:: What the task requires ::
Copy out all lines that carry the word "JSON".

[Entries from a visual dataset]
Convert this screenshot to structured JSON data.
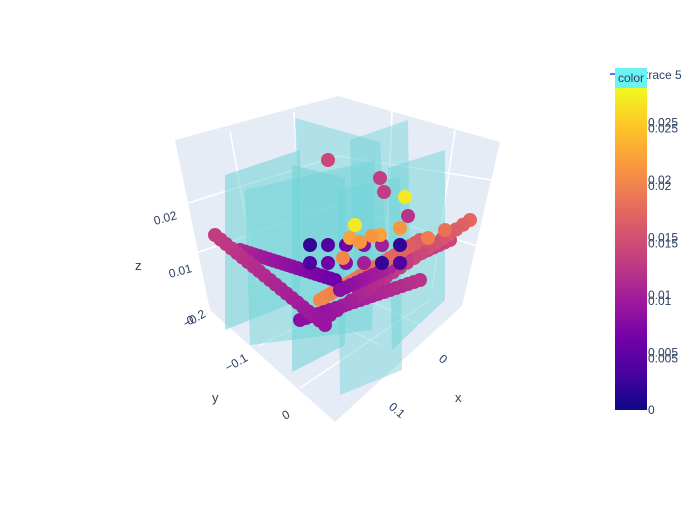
{
  "chart_data": {
    "type": "scatter",
    "subtype": "3d-scatter-with-planes",
    "axes": {
      "x": {
        "label": "x",
        "ticks": [
          "0",
          "0.1"
        ]
      },
      "y": {
        "label": "y",
        "ticks": [
          "−0.2",
          "−0.1",
          "0"
        ]
      },
      "z": {
        "label": "z",
        "ticks": [
          "0",
          "0.01",
          "0.02"
        ]
      }
    },
    "legend": {
      "entries": [
        {
          "label": "trace 5"
        }
      ],
      "placement": "top-right"
    },
    "colorbar": {
      "title": "color",
      "range": [
        0,
        0.028
      ],
      "ticks_primary": [
        "0",
        "0.005",
        "0.01",
        "0.015",
        "0.02",
        "0.025"
      ],
      "ticks_secondary": [
        "0.005",
        "0.01",
        "0.015",
        "0.02",
        "0.025"
      ],
      "colorscale": [
        "#0d0887",
        "#46039f",
        "#7201a8",
        "#9c179e",
        "#bd3786",
        "#d8576b",
        "#ed7953",
        "#fb9f3a",
        "#fdca26",
        "#f0f921"
      ]
    },
    "plane_color": "#6fd3d6",
    "background_color": "#e5ecf6",
    "grid": true
  }
}
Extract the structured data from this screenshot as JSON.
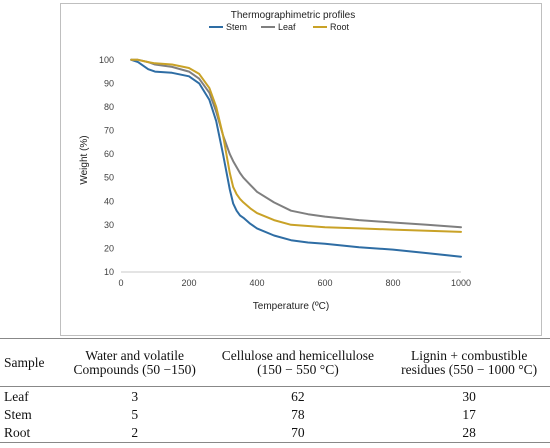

:: Answer for this exercise ::
Convert this screenshot to structured JSON data.
Extract the structured data from this screenshot as JSON.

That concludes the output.